→ Layout element entries:
-------
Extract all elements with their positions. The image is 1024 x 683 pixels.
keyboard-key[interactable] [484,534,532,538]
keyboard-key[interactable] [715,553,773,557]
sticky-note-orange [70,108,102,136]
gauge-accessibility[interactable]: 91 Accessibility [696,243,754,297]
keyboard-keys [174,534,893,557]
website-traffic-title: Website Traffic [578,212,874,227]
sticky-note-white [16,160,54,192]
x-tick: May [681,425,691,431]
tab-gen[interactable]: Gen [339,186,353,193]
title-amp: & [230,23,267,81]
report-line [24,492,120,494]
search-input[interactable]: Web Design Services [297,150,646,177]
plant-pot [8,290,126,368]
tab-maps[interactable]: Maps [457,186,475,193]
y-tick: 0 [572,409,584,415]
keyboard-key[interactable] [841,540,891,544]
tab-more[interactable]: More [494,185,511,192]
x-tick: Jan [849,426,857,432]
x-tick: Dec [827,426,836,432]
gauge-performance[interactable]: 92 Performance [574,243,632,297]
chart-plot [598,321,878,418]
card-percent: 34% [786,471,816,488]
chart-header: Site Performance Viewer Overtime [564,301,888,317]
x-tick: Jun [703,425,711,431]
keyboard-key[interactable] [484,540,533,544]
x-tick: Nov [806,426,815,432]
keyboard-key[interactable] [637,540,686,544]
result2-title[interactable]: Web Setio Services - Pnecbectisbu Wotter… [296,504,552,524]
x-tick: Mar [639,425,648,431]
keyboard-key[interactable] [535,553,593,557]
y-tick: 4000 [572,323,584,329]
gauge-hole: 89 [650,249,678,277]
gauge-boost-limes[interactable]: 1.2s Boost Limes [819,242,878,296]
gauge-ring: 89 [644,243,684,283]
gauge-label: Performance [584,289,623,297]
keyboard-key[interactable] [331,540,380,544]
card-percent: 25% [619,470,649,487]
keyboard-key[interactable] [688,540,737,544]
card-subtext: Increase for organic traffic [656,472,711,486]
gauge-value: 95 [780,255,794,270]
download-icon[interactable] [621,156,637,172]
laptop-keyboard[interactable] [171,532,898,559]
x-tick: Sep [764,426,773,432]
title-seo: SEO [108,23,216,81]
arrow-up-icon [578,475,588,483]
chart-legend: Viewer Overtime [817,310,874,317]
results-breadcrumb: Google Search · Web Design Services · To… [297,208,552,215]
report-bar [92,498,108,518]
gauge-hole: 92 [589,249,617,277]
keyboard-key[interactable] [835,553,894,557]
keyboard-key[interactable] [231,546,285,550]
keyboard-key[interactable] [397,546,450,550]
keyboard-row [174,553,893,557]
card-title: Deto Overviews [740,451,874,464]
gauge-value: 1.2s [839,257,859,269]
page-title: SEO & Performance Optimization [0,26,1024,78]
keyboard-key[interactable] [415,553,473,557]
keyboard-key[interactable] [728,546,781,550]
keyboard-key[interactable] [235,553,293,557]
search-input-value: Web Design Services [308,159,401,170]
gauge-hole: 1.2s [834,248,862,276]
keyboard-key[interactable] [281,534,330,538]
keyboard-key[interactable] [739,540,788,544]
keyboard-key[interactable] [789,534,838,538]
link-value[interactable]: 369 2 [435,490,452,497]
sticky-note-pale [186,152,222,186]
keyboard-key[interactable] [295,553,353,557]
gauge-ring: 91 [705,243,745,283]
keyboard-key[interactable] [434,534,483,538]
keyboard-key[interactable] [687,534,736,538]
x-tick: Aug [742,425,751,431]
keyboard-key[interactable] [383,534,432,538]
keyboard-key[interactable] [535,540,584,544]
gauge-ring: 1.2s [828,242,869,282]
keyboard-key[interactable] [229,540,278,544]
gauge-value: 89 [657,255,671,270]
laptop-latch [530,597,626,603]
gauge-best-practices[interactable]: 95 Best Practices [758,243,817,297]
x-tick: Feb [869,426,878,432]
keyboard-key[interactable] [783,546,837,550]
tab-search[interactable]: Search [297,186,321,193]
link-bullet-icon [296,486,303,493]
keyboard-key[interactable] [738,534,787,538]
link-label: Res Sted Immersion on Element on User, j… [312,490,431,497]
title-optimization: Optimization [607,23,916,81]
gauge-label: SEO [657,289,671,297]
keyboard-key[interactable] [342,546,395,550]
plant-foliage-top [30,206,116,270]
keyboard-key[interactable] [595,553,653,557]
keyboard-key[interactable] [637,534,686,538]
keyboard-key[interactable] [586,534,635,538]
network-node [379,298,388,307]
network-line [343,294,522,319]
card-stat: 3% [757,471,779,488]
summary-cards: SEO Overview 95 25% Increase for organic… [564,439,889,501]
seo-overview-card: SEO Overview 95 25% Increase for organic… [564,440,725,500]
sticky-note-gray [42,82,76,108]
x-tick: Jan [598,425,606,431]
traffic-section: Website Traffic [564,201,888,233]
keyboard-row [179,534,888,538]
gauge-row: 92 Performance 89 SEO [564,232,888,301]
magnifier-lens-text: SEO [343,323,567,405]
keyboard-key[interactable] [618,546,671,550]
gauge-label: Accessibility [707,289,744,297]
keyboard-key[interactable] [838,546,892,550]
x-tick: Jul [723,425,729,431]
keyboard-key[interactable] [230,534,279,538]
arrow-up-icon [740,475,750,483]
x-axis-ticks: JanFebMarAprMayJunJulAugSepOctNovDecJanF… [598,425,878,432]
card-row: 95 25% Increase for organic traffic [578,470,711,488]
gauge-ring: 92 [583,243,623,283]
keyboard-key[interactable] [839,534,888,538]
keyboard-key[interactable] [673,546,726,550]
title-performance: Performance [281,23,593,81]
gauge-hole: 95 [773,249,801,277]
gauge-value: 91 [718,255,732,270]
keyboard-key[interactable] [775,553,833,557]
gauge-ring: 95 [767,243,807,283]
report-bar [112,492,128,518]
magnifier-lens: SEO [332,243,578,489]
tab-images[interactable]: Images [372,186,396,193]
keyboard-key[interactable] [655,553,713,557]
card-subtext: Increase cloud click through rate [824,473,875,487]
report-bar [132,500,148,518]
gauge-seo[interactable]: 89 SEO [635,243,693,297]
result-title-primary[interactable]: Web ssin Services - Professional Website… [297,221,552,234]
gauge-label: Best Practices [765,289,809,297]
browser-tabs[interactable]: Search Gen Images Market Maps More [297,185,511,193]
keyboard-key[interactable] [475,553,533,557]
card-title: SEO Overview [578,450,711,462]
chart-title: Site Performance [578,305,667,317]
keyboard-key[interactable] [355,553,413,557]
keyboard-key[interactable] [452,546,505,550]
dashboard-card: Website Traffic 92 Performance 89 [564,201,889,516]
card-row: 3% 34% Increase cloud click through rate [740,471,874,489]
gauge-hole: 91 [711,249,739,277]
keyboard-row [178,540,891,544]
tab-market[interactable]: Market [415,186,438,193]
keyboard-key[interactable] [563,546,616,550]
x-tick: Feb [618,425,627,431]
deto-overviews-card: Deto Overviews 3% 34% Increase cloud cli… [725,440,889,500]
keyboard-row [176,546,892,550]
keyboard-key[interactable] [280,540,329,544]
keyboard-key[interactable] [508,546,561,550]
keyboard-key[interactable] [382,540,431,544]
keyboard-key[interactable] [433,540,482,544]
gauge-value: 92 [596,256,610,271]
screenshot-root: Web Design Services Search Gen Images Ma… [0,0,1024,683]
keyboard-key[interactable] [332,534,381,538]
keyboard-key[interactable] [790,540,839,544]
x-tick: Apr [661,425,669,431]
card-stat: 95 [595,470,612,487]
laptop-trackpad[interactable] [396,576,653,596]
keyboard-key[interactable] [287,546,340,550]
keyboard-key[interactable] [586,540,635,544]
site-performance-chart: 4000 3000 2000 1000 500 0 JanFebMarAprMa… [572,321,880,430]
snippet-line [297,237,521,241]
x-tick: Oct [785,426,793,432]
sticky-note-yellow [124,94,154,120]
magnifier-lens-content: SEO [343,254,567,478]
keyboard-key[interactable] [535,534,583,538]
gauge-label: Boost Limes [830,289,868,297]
-------
→ Stated task: Repeat the stretch of the entries from the start through the line containing "tab-more[interactable]: More [494,185,511,192]", keeping every character unchanged.

→ Response to this exercise:
Extract all elements with their positions. The image is 1024 x 683 pixels.
keyboard-key[interactable] [484,534,532,538]
keyboard-key[interactable] [715,553,773,557]
sticky-note-orange [70,108,102,136]
gauge-accessibility[interactable]: 91 Accessibility [696,243,754,297]
keyboard-keys [174,534,893,557]
website-traffic-title: Website Traffic [578,212,874,227]
sticky-note-white [16,160,54,192]
x-tick: May [681,425,691,431]
tab-gen[interactable]: Gen [339,186,353,193]
title-amp: & [230,23,267,81]
report-line [24,492,120,494]
search-input[interactable]: Web Design Services [297,150,646,177]
plant-pot [8,290,126,368]
tab-maps[interactable]: Maps [457,186,475,193]
y-tick: 0 [572,409,584,415]
keyboard-key[interactable] [841,540,891,544]
tab-more[interactable]: More [494,185,511,192]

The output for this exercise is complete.